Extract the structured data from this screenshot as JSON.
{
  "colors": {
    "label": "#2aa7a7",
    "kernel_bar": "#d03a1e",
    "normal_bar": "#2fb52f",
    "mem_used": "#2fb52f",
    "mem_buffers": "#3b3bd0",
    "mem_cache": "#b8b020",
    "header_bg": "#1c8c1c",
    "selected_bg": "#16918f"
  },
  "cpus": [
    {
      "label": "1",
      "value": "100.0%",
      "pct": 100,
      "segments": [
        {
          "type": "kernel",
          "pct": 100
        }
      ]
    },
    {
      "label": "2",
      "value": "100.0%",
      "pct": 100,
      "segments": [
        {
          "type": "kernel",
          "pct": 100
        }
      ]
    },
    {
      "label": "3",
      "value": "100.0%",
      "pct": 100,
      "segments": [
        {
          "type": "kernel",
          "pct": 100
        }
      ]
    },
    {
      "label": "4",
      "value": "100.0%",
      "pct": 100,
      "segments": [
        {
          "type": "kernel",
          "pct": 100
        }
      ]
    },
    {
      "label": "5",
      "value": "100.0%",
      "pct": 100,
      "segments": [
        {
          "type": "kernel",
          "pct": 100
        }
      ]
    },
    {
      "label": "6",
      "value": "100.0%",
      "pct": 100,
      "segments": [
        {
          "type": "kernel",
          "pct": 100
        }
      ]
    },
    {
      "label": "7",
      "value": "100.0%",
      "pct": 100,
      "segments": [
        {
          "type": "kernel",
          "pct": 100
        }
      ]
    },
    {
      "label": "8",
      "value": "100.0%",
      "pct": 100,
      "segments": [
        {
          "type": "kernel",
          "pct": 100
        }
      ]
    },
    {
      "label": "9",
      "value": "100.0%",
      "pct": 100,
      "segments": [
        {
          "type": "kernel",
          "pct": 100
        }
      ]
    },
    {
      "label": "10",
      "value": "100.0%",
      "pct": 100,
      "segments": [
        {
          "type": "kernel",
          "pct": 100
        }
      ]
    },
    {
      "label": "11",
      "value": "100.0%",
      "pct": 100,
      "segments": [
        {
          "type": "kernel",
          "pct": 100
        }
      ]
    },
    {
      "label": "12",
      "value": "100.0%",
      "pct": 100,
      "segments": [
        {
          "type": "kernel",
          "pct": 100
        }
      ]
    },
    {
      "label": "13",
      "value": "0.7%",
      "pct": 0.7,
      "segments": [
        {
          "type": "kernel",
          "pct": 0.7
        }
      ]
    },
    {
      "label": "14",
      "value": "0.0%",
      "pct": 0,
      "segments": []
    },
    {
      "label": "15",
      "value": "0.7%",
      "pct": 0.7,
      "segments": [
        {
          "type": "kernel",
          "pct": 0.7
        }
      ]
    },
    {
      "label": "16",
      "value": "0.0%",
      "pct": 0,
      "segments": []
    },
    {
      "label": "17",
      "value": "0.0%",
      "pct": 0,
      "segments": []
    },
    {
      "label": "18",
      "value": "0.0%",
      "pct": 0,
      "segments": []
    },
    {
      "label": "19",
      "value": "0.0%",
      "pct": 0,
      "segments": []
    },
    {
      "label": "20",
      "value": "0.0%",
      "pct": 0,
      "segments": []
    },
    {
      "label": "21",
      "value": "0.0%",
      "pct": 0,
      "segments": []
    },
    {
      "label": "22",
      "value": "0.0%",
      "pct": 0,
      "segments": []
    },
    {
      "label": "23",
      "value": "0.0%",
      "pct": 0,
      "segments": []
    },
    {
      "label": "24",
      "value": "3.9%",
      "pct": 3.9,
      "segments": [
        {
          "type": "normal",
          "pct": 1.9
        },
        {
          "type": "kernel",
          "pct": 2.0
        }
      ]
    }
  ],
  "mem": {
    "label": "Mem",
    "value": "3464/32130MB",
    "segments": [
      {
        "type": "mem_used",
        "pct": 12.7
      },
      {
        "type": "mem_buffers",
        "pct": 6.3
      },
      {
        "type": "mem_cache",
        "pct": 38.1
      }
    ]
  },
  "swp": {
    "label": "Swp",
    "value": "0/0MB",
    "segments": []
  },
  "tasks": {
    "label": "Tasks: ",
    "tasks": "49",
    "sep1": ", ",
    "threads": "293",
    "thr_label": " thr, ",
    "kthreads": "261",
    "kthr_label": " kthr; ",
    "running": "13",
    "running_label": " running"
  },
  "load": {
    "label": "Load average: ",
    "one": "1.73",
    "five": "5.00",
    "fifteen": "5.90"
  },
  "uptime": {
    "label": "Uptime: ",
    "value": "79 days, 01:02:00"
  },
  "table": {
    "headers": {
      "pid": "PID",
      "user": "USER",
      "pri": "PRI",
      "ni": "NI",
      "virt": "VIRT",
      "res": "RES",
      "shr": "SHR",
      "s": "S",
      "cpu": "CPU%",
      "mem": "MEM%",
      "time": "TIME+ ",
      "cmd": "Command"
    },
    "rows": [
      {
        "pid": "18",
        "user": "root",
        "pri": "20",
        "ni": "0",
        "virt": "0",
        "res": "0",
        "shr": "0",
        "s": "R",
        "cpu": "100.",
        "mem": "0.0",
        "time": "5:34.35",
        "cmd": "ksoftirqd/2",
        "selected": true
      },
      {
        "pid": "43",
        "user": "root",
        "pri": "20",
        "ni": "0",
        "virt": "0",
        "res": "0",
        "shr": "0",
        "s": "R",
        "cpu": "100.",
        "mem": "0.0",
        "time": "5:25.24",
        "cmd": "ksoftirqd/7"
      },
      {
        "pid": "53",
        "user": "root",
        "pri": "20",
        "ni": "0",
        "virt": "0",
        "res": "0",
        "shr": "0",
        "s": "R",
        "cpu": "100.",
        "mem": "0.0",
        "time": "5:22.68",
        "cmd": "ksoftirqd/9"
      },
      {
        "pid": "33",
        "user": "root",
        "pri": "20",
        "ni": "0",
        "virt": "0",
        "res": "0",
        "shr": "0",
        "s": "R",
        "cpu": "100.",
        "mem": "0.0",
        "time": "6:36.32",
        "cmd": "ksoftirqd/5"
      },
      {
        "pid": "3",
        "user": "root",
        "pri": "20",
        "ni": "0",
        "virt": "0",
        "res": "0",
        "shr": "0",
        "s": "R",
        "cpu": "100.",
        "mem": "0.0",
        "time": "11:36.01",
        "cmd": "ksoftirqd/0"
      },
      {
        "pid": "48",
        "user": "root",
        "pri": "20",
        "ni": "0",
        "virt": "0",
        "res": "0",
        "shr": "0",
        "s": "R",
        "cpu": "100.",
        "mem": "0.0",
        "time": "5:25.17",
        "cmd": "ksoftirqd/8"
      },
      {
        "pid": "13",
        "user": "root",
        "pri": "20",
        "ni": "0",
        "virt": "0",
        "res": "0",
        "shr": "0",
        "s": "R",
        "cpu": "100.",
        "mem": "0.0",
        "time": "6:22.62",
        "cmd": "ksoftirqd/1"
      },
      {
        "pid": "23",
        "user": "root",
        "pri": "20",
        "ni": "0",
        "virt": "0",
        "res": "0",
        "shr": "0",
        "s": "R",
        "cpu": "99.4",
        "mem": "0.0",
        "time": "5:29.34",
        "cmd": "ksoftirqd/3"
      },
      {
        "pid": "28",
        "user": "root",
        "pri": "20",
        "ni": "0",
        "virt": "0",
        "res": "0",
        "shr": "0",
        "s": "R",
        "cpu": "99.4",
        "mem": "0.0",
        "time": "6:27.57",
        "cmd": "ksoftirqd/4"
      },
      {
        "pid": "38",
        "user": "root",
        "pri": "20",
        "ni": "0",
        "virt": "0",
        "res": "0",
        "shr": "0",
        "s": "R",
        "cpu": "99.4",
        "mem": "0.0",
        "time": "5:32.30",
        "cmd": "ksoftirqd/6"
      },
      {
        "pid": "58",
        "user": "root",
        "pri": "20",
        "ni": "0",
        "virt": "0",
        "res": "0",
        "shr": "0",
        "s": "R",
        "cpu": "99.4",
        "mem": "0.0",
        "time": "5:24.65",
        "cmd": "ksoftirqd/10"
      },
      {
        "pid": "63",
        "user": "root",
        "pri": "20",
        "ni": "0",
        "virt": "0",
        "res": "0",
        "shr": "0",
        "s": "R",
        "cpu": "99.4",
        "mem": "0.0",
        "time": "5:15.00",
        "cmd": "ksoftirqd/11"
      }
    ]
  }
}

=======

TASK BRIEF
Search the data above for the string "ksoftirqd" and copy each line that has it.

RESULT FOR THIS EXERCISE
        "cmd": "ksoftirqd/2",
        "cmd": "ksoftirqd/7"
        "cmd": "ksoftirqd/9"
        "cmd": "ksoftirqd/5"
        "cmd": "ksoftirqd/0"
        "cmd": "ksoftirqd/8"
        "cmd": "ksoftirqd/1"
        "cmd": "ksoftirqd/3"
        "cmd": "ksoftirqd/4"
        "cmd": "ksoftirqd/6"
        "cmd": "ksoftirqd/10"
        "cmd": "ksoftirqd/11"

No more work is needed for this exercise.